Your task is to repeat all of the material exactly.

## begin INFORMATION SUPPLIED

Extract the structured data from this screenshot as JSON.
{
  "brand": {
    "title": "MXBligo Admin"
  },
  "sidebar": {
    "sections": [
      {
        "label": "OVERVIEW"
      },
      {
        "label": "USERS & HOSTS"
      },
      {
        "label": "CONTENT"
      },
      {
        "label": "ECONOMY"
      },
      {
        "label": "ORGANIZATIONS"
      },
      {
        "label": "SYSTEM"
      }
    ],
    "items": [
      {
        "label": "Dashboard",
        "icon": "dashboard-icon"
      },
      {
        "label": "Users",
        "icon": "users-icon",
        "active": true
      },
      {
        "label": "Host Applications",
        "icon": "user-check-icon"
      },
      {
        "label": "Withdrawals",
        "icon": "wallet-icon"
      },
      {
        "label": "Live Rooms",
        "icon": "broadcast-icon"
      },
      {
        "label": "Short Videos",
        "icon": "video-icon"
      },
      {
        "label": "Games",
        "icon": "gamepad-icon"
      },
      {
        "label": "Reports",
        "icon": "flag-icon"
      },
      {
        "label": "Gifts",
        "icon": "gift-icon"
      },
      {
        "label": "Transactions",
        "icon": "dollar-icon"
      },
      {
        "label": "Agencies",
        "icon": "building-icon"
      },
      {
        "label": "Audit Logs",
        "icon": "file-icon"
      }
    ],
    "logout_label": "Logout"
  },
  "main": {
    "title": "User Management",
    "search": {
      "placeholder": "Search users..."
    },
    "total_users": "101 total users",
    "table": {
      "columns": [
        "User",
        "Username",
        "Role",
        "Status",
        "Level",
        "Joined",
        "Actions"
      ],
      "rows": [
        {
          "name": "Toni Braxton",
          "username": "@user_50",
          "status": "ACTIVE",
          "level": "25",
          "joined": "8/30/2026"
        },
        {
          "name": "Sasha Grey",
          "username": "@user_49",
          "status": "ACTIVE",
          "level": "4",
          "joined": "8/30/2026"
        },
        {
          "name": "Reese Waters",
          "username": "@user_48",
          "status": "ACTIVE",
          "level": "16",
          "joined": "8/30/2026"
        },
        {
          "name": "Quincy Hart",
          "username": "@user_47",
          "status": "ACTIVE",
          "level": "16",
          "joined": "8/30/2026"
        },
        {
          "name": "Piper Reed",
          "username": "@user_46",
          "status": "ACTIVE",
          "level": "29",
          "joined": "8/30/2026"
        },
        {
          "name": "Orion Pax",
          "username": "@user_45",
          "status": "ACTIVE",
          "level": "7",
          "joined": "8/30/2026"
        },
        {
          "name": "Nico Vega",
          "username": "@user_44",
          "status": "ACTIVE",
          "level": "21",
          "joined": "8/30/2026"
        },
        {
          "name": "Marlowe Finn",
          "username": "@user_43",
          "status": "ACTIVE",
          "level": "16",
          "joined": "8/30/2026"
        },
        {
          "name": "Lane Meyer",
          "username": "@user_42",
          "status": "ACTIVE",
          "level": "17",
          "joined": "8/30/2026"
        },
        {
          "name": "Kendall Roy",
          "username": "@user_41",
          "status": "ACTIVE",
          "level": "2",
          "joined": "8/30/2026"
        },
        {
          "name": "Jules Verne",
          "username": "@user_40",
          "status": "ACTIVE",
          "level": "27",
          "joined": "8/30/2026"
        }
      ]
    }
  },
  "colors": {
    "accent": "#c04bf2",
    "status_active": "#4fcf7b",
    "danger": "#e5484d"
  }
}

## end INFORMATION SUPPLIED

## [THE COMPLETED TASK]
Extract the structured data from this screenshot as JSON.
{
  "brand": {
    "title": "MXBligo Admin"
  },
  "sidebar": {
    "sections": [
      {
        "label": "OVERVIEW"
      },
      {
        "label": "USERS & HOSTS"
      },
      {
        "label": "CONTENT"
      },
      {
        "label": "ECONOMY"
      },
      {
        "label": "ORGANIZATIONS"
      },
      {
        "label": "SYSTEM"
      }
    ],
    "items": [
      {
        "label": "Dashboard",
        "icon": "dashboard-icon"
      },
      {
        "label": "Users",
        "icon": "users-icon",
        "active": true
      },
      {
        "label": "Host Applications",
        "icon": "user-check-icon"
      },
      {
        "label": "Withdrawals",
        "icon": "wallet-icon"
      },
      {
        "label": "Live Rooms",
        "icon": "broadcast-icon"
      },
      {
        "label": "Short Videos",
        "icon": "video-icon"
      },
      {
        "label": "Games",
        "icon": "gamepad-icon"
      },
      {
        "label": "Reports",
        "icon": "flag-icon"
      },
      {
        "label": "Gifts",
        "icon": "gift-icon"
      },
      {
        "label": "Transactions",
        "icon": "dollar-icon"
      },
      {
        "label": "Agencies",
        "icon": "building-icon"
      },
      {
        "label": "Audit Logs",
        "icon": "file-icon"
      }
    ],
    "logout_label": "Logout"
  },
  "main": {
    "title": "User Management",
    "search": {
      "placeholder": "Search users..."
    },
    "total_users": "101 total users",
    "table": {
      "columns": [
        "User",
        "Username",
        "Role",
        "Status",
        "Level",
        "Joined",
        "Actions"
      ],
      "rows": [
        {
          "name": "Toni Braxton",
          "username": "@user_50",
          "status": "ACTIVE",
          "level": "25",
          "joined": "8/30/2026"
        },
        {
          "name": "Sasha Grey",
          "username": "@user_49",
          "status": "ACTIVE",
          "level": "4",
          "joined": "8/30/2026"
        },
        {
          "name": "Reese Waters",
          "username": "@user_48",
          "status": "ACTIVE",
          "level": "16",
          "joined": "8/30/2026"
        },
        {
          "name": "Quincy Hart",
          "username": "@user_47",
          "status": "ACTIVE",
          "level": "16",
          "joined": "8/30/2026"
        },
        {
          "name": "Piper Reed",
          "username": "@user_46",
          "status": "ACTIVE",
          "level": "29",
          "joined": "8/30/2026"
        },
        {
          "name": "Orion Pax",
          "username": "@user_45",
          "status": "ACTIVE",
          "level": "7",
          "joined": "8/30/2026"
        },
        {
          "name": "Nico Vega",
          "username": "@user_44",
          "status": "ACTIVE",
          "level": "21",
          "joined": "8/30/2026"
        },
        {
          "name": "Marlowe Finn",
          "username": "@user_43",
          "status": "ACTIVE",
          "level": "16",
          "joined": "8/30/2026"
        },
        {
          "name": "Lane Meyer",
          "username": "@user_42",
          "status": "ACTIVE",
          "level": "17",
          "joined": "8/30/2026"
        },
        {
          "name": "Kendall Roy",
          "username": "@user_41",
          "status": "ACTIVE",
          "level": "2",
          "joined": "8/30/2026"
        },
        {
          "name": "Jules Verne",
          "username": "@user_40",
          "status": "ACTIVE",
          "level": "27",
          "joined": "8/30/2026"
        }
      ]
    }
  },
  "colors": {
    "accent": "#c04bf2",
    "status_active": "#4fcf7b",
    "danger": "#e5484d"
  }
}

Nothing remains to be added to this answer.